▸ Aim of the exercise
Restate every entry word for word.

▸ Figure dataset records
● ● ● ● ●

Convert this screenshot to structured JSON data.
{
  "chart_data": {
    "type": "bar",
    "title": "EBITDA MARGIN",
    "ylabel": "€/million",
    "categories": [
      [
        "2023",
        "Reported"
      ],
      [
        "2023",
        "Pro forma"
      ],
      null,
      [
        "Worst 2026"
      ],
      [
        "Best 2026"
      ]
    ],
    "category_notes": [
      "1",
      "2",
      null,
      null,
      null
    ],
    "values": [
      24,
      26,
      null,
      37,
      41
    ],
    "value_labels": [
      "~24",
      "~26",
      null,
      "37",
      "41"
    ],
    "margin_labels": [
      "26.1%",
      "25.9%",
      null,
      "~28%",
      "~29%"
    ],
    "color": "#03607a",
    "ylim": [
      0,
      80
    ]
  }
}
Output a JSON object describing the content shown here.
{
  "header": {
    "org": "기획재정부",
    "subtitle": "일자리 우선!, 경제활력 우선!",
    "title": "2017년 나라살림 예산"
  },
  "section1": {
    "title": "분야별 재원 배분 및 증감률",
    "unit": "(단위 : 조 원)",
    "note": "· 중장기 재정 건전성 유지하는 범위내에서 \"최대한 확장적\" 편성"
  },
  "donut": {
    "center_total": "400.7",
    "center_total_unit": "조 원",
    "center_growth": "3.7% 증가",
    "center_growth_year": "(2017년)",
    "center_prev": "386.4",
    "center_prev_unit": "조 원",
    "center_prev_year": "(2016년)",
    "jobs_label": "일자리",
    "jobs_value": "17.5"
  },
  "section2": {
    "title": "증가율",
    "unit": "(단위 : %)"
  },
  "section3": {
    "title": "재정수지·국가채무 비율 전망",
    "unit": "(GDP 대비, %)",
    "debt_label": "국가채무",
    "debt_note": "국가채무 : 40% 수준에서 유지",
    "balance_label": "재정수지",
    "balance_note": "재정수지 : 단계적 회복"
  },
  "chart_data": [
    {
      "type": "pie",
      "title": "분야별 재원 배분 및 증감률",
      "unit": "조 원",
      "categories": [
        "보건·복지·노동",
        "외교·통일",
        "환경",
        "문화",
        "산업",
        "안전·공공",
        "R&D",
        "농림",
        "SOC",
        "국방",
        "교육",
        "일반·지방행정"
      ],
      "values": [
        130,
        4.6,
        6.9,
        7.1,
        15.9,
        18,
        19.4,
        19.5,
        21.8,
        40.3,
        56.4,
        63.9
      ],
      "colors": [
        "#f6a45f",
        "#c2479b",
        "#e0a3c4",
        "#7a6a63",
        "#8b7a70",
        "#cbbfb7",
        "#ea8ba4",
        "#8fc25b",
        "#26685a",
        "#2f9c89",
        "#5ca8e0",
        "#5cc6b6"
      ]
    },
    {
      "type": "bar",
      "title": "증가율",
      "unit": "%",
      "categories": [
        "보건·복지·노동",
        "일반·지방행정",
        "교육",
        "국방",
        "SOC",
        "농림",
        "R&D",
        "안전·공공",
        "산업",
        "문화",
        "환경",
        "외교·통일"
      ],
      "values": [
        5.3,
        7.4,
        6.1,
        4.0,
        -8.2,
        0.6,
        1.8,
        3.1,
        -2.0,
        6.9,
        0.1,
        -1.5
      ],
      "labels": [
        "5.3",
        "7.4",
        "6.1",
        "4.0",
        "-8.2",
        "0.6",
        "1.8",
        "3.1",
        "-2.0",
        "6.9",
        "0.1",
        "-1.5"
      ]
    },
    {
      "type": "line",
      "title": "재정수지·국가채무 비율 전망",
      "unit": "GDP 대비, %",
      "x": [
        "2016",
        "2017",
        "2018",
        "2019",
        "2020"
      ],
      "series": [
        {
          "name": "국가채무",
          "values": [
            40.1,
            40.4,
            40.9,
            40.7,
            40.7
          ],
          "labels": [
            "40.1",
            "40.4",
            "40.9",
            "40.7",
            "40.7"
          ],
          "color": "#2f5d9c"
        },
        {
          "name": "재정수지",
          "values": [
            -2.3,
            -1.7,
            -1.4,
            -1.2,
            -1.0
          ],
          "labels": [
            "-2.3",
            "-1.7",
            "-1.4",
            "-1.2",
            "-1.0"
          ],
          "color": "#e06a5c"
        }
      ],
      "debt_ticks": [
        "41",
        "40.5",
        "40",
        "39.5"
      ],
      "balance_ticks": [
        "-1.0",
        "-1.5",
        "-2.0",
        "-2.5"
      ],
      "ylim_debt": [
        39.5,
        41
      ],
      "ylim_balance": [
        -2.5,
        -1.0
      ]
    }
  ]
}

● ● ● ● ●

▸ Completed exercise
Convert this screenshot to structured JSON data.
{
  "chart_data": {
    "type": "bar",
    "title": "EBITDA MARGIN",
    "ylabel": "€/million",
    "categories": [
      [
        "2023",
        "Reported"
      ],
      [
        "2023",
        "Pro forma"
      ],
      null,
      [
        "Worst 2026"
      ],
      [
        "Best 2026"
      ]
    ],
    "category_notes": [
      "1",
      "2",
      null,
      null,
      null
    ],
    "values": [
      24,
      26,
      null,
      37,
      41
    ],
    "value_labels": [
      "~24",
      "~26",
      null,
      "37",
      "41"
    ],
    "margin_labels": [
      "26.1%",
      "25.9%",
      null,
      "~28%",
      "~29%"
    ],
    "color": "#03607a",
    "ylim": [
      0,
      80
    ]
  }
}
Output a JSON object describing the content shown here.
{
  "header": {
    "org": "기획재정부",
    "subtitle": "일자리 우선!, 경제활력 우선!",
    "title": "2017년 나라살림 예산"
  },
  "section1": {
    "title": "분야별 재원 배분 및 증감률",
    "unit": "(단위 : 조 원)",
    "note": "· 중장기 재정 건전성 유지하는 범위내에서 \"최대한 확장적\" 편성"
  },
  "donut": {
    "center_total": "400.7",
    "center_total_unit": "조 원",
    "center_growth": "3.7% 증가",
    "center_growth_year": "(2017년)",
    "center_prev": "386.4",
    "center_prev_unit": "조 원",
    "center_prev_year": "(2016년)",
    "jobs_label": "일자리",
    "jobs_value": "17.5"
  },
  "section2": {
    "title": "증가율",
    "unit": "(단위 : %)"
  },
  "section3": {
    "title": "재정수지·국가채무 비율 전망",
    "unit": "(GDP 대비, %)",
    "debt_label": "국가채무",
    "debt_note": "국가채무 : 40% 수준에서 유지",
    "balance_label": "재정수지",
    "balance_note": "재정수지 : 단계적 회복"
  },
  "chart_data": [
    {
      "type": "pie",
      "title": "분야별 재원 배분 및 증감률",
      "unit": "조 원",
      "categories": [
        "보건·복지·노동",
        "외교·통일",
        "환경",
        "문화",
        "산업",
        "안전·공공",
        "R&D",
        "농림",
        "SOC",
        "국방",
        "교육",
        "일반·지방행정"
      ],
      "values": [
        130,
        4.6,
        6.9,
        7.1,
        15.9,
        18,
        19.4,
        19.5,
        21.8,
        40.3,
        56.4,
        63.9
      ],
      "colors": [
        "#f6a45f",
        "#c2479b",
        "#e0a3c4",
        "#7a6a63",
        "#8b7a70",
        "#cbbfb7",
        "#ea8ba4",
        "#8fc25b",
        "#26685a",
        "#2f9c89",
        "#5ca8e0",
        "#5cc6b6"
      ]
    },
    {
      "type": "bar",
      "title": "증가율",
      "unit": "%",
      "categories": [
        "보건·복지·노동",
        "일반·지방행정",
        "교육",
        "국방",
        "SOC",
        "농림",
        "R&D",
        "안전·공공",
        "산업",
        "문화",
        "환경",
        "외교·통일"
      ],
      "values": [
        5.3,
        7.4,
        6.1,
        4.0,
        -8.2,
        0.6,
        1.8,
        3.1,
        -2.0,
        6.9,
        0.1,
        -1.5
      ],
      "labels": [
        "5.3",
        "7.4",
        "6.1",
        "4.0",
        "-8.2",
        "0.6",
        "1.8",
        "3.1",
        "-2.0",
        "6.9",
        "0.1",
        "-1.5"
      ]
    },
    {
      "type": "line",
      "title": "재정수지·국가채무 비율 전망",
      "unit": "GDP 대비, %",
      "x": [
        "2016",
        "2017",
        "2018",
        "2019",
        "2020"
      ],
      "series": [
        {
          "name": "국가채무",
          "values": [
            40.1,
            40.4,
            40.9,
            40.7,
            40.7
          ],
          "labels": [
            "40.1",
            "40.4",
            "40.9",
            "40.7",
            "40.7"
          ],
          "color": "#2f5d9c"
        },
        {
          "name": "재정수지",
          "values": [
            -2.3,
            -1.7,
            -1.4,
            -1.2,
            -1.0
          ],
          "labels": [
            "-2.3",
            "-1.7",
            "-1.4",
            "-1.2",
            "-1.0"
          ],
          "color": "#e06a5c"
        }
      ],
      "debt_ticks": [
        "41",
        "40.5",
        "40",
        "39.5"
      ],
      "balance_ticks": [
        "-1.0",
        "-1.5",
        "-2.0",
        "-2.5"
      ],
      "ylim_debt": [
        39.5,
        41
      ],
      "ylim_balance": [
        -2.5,
        -1.0
      ]
    }
  ]
}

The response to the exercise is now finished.